(Data records)
----

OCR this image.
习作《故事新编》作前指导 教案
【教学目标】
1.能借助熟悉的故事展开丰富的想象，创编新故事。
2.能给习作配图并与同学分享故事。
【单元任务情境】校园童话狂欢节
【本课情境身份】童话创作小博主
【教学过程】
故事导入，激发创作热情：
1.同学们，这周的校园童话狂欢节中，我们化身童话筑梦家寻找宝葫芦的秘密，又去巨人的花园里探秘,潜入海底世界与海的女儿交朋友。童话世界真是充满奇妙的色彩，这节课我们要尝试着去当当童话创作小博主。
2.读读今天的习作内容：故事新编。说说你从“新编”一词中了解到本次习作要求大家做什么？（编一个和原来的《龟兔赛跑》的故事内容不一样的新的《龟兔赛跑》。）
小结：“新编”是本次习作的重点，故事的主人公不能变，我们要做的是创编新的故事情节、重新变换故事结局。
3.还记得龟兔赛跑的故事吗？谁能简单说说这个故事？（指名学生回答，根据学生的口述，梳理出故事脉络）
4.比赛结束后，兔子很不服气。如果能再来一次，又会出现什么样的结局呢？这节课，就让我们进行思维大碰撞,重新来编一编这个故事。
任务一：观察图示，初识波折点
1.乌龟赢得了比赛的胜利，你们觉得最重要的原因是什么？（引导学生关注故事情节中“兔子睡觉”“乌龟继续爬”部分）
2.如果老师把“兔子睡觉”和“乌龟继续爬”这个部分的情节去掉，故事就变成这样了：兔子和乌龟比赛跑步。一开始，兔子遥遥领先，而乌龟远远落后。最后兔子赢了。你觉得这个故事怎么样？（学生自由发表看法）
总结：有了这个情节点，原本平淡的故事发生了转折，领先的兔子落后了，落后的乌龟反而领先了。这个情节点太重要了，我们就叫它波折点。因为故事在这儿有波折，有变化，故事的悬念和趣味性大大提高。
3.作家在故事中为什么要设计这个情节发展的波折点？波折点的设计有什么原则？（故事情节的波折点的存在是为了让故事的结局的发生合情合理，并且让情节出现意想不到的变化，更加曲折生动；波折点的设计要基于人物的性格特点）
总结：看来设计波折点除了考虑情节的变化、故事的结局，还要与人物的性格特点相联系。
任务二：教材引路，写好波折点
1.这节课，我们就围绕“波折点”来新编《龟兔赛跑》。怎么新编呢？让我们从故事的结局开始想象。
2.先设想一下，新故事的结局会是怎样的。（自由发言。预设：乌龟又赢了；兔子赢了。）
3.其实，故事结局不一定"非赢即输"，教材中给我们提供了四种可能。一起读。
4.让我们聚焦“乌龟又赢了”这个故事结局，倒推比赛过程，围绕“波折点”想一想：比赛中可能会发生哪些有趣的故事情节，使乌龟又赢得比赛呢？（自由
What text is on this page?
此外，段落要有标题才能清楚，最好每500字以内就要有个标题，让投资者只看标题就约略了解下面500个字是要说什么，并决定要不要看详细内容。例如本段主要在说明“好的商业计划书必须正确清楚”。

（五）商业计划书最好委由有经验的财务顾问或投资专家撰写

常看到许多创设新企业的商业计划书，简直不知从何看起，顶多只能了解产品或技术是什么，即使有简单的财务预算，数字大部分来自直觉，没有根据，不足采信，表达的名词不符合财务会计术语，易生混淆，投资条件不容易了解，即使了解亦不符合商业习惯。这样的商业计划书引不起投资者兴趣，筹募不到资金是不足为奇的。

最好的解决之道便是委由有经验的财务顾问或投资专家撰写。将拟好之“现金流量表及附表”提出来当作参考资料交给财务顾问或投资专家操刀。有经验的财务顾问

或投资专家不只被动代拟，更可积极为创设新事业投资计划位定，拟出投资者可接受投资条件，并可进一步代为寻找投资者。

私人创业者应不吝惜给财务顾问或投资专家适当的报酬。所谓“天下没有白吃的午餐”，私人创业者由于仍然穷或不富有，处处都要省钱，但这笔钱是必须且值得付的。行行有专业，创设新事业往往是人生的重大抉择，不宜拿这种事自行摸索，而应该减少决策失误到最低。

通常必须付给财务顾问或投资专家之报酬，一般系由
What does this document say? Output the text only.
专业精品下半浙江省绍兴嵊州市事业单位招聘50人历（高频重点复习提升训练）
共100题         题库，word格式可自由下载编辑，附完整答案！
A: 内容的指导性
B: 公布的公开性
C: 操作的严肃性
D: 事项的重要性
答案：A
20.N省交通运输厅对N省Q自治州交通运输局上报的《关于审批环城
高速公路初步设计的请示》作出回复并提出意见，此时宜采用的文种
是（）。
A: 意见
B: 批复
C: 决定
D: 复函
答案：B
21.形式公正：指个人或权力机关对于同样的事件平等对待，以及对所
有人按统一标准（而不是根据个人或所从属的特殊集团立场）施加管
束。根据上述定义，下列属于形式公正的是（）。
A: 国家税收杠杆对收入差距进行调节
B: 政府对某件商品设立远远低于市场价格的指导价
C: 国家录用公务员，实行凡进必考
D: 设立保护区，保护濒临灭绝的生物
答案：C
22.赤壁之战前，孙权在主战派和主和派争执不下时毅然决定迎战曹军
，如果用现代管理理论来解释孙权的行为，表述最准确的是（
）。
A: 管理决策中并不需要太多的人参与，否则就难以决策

----

GOAL OF THE EXERCISE: Ascertain the number of lines in the entries that include the word "text", and report only that number.

WORKED SOLUTION: 2